Aim:
Pictures in the data below are not part of the copy; transcribe everything else exactly.
## start Source material
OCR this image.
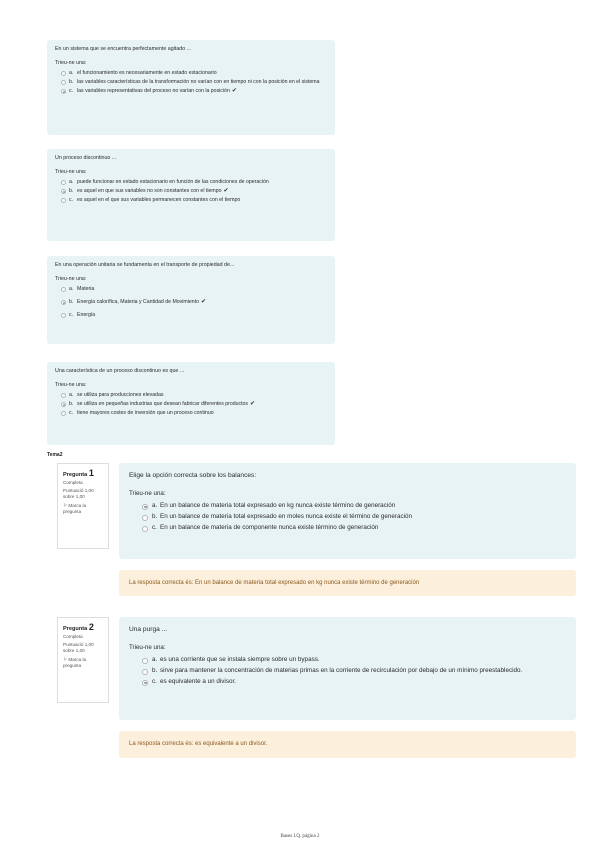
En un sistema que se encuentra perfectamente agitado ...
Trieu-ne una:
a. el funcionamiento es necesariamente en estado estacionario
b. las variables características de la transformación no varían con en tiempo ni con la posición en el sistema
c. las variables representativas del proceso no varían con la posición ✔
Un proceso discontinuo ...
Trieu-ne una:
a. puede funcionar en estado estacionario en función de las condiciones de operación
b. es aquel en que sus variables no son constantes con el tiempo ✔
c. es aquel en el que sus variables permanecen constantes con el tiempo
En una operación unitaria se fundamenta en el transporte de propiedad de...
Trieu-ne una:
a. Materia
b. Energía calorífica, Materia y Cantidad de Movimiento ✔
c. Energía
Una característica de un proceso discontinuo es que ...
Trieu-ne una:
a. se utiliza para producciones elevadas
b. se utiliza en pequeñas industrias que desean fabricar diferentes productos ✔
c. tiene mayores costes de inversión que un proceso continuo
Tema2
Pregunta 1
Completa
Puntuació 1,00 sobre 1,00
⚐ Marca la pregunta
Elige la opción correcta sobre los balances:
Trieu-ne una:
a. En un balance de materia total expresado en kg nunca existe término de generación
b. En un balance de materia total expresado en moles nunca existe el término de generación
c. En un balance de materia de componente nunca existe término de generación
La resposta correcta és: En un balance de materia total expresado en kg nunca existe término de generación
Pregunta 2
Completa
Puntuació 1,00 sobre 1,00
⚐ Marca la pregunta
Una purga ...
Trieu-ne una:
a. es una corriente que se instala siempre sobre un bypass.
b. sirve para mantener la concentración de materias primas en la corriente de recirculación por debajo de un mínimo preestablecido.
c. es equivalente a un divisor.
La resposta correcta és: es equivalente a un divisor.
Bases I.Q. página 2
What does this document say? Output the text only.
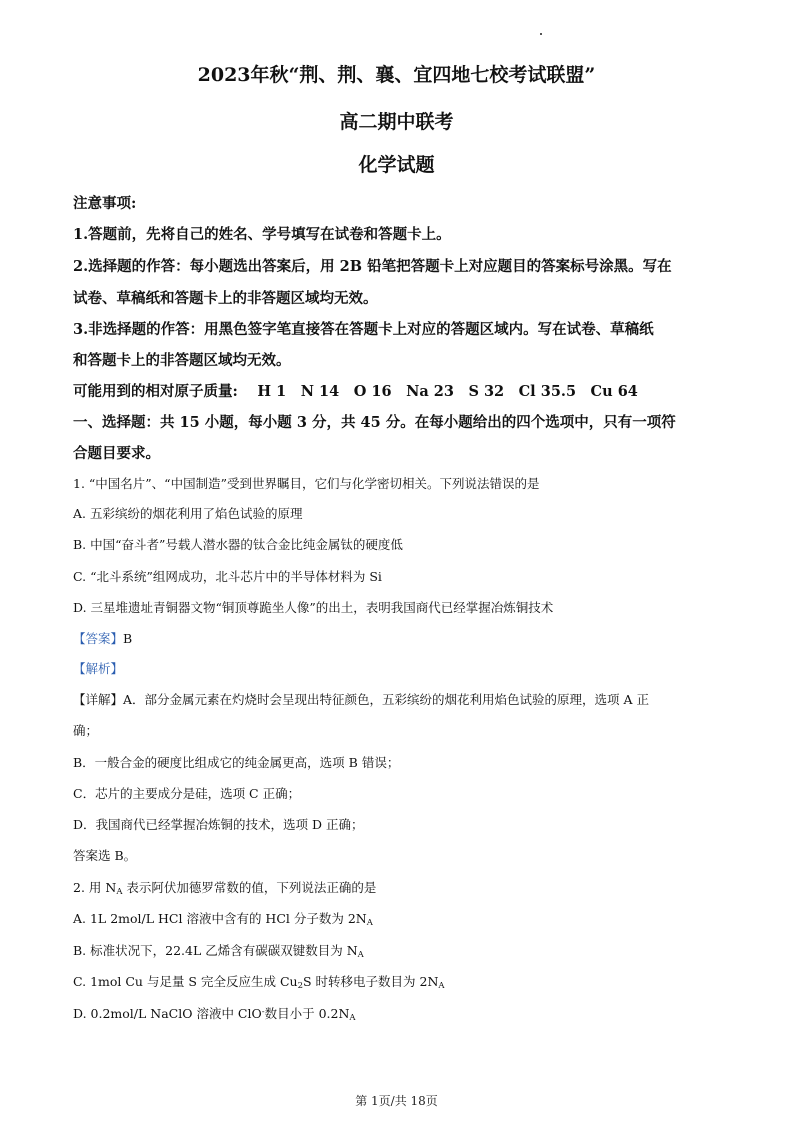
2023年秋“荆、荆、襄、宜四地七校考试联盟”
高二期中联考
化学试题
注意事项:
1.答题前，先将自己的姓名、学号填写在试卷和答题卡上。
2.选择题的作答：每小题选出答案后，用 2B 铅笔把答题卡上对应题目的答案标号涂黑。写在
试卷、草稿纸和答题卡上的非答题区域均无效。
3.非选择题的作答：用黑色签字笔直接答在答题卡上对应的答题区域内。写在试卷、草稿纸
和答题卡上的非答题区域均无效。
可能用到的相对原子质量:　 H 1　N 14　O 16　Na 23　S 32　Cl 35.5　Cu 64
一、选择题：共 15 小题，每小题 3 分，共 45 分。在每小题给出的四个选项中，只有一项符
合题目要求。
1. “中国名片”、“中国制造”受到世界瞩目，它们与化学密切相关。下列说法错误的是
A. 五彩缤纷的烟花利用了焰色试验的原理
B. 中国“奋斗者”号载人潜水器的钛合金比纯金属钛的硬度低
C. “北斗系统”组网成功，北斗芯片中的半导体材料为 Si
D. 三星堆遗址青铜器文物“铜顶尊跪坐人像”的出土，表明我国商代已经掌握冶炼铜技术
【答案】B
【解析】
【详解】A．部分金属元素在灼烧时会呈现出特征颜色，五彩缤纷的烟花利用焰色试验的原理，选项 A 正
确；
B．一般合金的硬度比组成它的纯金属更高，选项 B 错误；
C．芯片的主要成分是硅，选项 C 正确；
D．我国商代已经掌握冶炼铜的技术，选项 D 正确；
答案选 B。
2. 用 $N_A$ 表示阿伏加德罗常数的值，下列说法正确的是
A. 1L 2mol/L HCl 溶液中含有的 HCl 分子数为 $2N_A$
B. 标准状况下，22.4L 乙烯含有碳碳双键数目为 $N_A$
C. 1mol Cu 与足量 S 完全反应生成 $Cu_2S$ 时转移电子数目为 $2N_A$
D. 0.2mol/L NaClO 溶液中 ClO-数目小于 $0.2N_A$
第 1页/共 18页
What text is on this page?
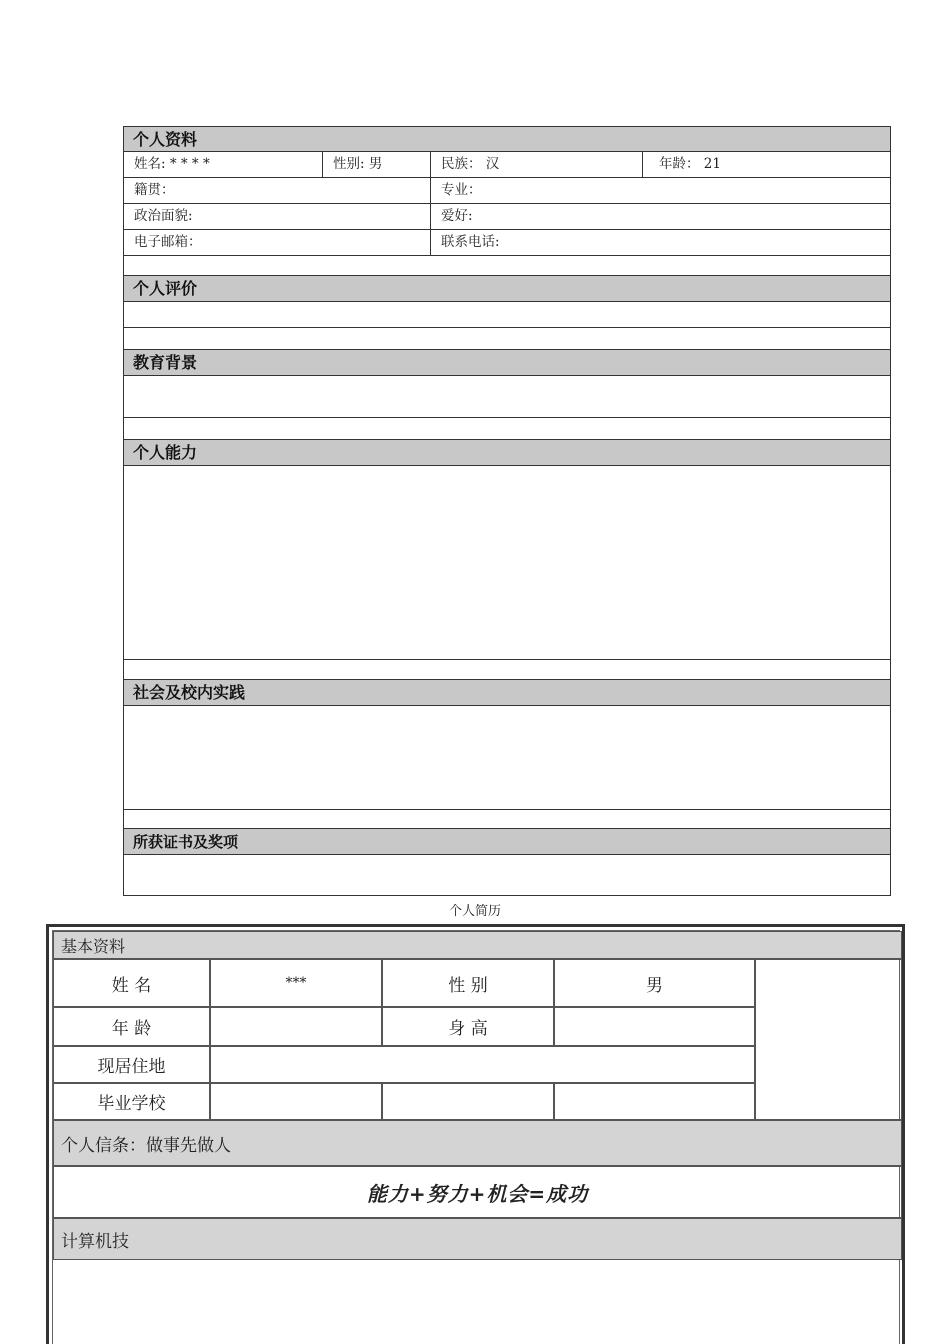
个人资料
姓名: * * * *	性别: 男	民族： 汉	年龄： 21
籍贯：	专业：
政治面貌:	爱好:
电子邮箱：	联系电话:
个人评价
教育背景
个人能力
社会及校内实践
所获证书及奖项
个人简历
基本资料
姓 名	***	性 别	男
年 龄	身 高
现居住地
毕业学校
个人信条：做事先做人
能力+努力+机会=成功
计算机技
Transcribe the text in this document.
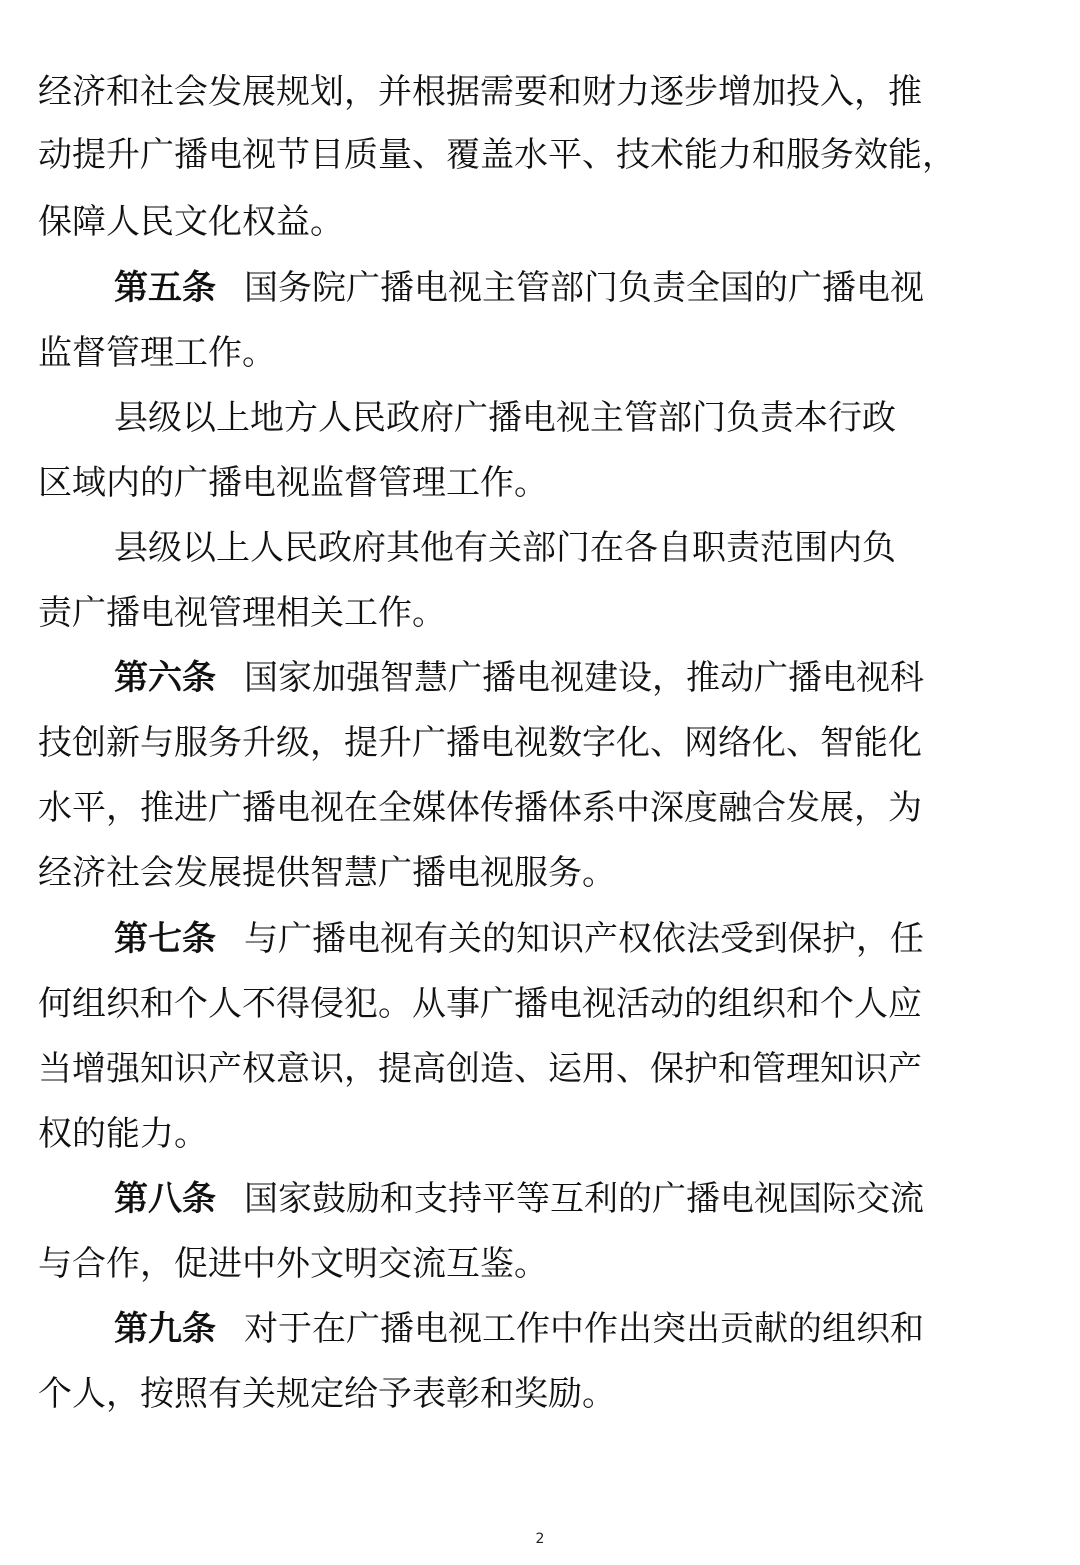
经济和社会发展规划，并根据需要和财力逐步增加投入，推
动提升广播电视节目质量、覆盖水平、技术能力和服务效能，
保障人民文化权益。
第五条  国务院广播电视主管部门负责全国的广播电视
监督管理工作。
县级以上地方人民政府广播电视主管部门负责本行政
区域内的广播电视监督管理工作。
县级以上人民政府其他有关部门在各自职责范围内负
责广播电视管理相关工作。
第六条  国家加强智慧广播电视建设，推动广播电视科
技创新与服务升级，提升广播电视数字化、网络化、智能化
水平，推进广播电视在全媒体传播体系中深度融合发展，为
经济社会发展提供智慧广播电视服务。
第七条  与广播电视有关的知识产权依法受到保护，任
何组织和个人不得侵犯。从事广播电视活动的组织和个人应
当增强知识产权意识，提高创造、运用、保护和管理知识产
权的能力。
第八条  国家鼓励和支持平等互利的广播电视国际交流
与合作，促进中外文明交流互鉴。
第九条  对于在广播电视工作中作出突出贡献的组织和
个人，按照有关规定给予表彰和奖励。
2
## end Source material
Response for this exercise:
OCR this image.
En un sistema que se encuentra perfectamente agitado ...
Trieu-ne una:
a. el funcionamiento es necesariamente en estado estacionario
b. las variables características de la transformación no varían con en tiempo ni con la posición en el sistema
c. las variables representativas del proceso no varían con la posición ✔
Un proceso discontinuo ...
Trieu-ne una:
a. puede funcionar en estado estacionario en función de las condiciones de operación
b. es aquel en que sus variables no son constantes con el tiempo ✔
c. es aquel en el que sus variables permanecen constantes con el tiempo
En una operación unitaria se fundamenta en el transporte de propiedad de...
Trieu-ne una:
a. Materia
b. Energía calorífica, Materia y Cantidad de Movimiento ✔
c. Energía
Una característica de un proceso discontinuo es que ...
Trieu-ne una:
a. se utiliza para producciones elevadas
b. se utiliza en pequeñas industrias que desean fabricar diferentes productos ✔
c. tiene mayores costes de inversión que un proceso continuo
Tema2
Pregunta 1
Completa
Puntuació 1,00 sobre 1,00
⚐ Marca la pregunta
Elige la opción correcta sobre los balances:
Trieu-ne una:
a. En un balance de materia total expresado en kg nunca existe término de generación
b. En un balance de materia total expresado en moles nunca existe el término de generación
c. En un balance de materia de componente nunca existe término de generación
La resposta correcta és: En un balance de materia total expresado en kg nunca existe término de generación
Pregunta 2
Completa
Puntuació 1,00 sobre 1,00
⚐ Marca la pregunta
Una purga ...
Trieu-ne una:
a. es una corriente que se instala siempre sobre un bypass.
b. sirve para mantener la concentración de materias primas en la corriente de recirculación por debajo de un mínimo preestablecido.
c. es equivalente a un divisor.
La resposta correcta és: es equivalente a un divisor.
Bases I.Q. página 2
What does this document say? Output the text only.
2023年秋“荆、荆、襄、宜四地七校考试联盟”
高二期中联考
化学试题
注意事项:
1.答题前，先将自己的姓名、学号填写在试卷和答题卡上。
2.选择题的作答：每小题选出答案后，用 2B 铅笔把答题卡上对应题目的答案标号涂黑。写在
试卷、草稿纸和答题卡上的非答题区域均无效。
3.非选择题的作答：用黑色签字笔直接答在答题卡上对应的答题区域内。写在试卷、草稿纸
和答题卡上的非答题区域均无效。
可能用到的相对原子质量:　 H 1　N 14　O 16　Na 23　S 32　Cl 35.5　Cu 64
一、选择题：共 15 小题，每小题 3 分，共 45 分。在每小题给出的四个选项中，只有一项符
合题目要求。
1. “中国名片”、“中国制造”受到世界瞩目，它们与化学密切相关。下列说法错误的是
A. 五彩缤纷的烟花利用了焰色试验的原理
B. 中国“奋斗者”号载人潜水器的钛合金比纯金属钛的硬度低
C. “北斗系统”组网成功，北斗芯片中的半导体材料为 Si
D. 三星堆遗址青铜器文物“铜顶尊跪坐人像”的出土，表明我国商代已经掌握冶炼铜技术
【答案】B
【解析】
【详解】A．部分金属元素在灼烧时会呈现出特征颜色，五彩缤纷的烟花利用焰色试验的原理，选项 A 正
确；
B．一般合金的硬度比组成它的纯金属更高，选项 B 错误；
C．芯片的主要成分是硅，选项 C 正确；
D．我国商代已经掌握冶炼铜的技术，选项 D 正确；
答案选 B。
2. 用 $N_A$ 表示阿伏加德罗常数的值，下列说法正确的是
A. 1L 2mol/L HCl 溶液中含有的 HCl 分子数为 $2N_A$
B. 标准状况下，22.4L 乙烯含有碳碳双键数目为 $N_A$
C. 1mol Cu 与足量 S 完全反应生成 $Cu_2S$ 时转移电子数目为 $2N_A$
D. 0.2mol/L NaClO 溶液中 ClO-数目小于 $0.2N_A$
第 1页/共 18页
What text is on this page?
个人资料
姓名: * * * *	性别: 男	民族： 汉	年龄： 21
籍贯：	专业：
政治面貌:	爱好:
电子邮箱：	联系电话:
个人评价
教育背景
个人能力
社会及校内实践
所获证书及奖项
个人简历
基本资料
姓 名	***	性 别	男
年 龄	身 高
现居住地
毕业学校
个人信条：做事先做人
能力+努力+机会=成功
计算机技
Transcribe the text in this document.
经济和社会发展规划，并根据需要和财力逐步增加投入，推
动提升广播电视节目质量、覆盖水平、技术能力和服务效能，
保障人民文化权益。
第五条  国务院广播电视主管部门负责全国的广播电视
监督管理工作。
县级以上地方人民政府广播电视主管部门负责本行政
区域内的广播电视监督管理工作。
县级以上人民政府其他有关部门在各自职责范围内负
责广播电视管理相关工作。
第六条  国家加强智慧广播电视建设，推动广播电视科
技创新与服务升级，提升广播电视数字化、网络化、智能化
水平，推进广播电视在全媒体传播体系中深度融合发展，为
经济社会发展提供智慧广播电视服务。
第七条  与广播电视有关的知识产权依法受到保护，任
何组织和个人不得侵犯。从事广播电视活动的组织和个人应
当增强知识产权意识，提高创造、运用、保护和管理知识产
权的能力。
第八条  国家鼓励和支持平等互利的广播电视国际交流
与合作，促进中外文明交流互鉴。
第九条  对于在广播电视工作中作出突出贡献的组织和
个人，按照有关规定给予表彰和奖励。
2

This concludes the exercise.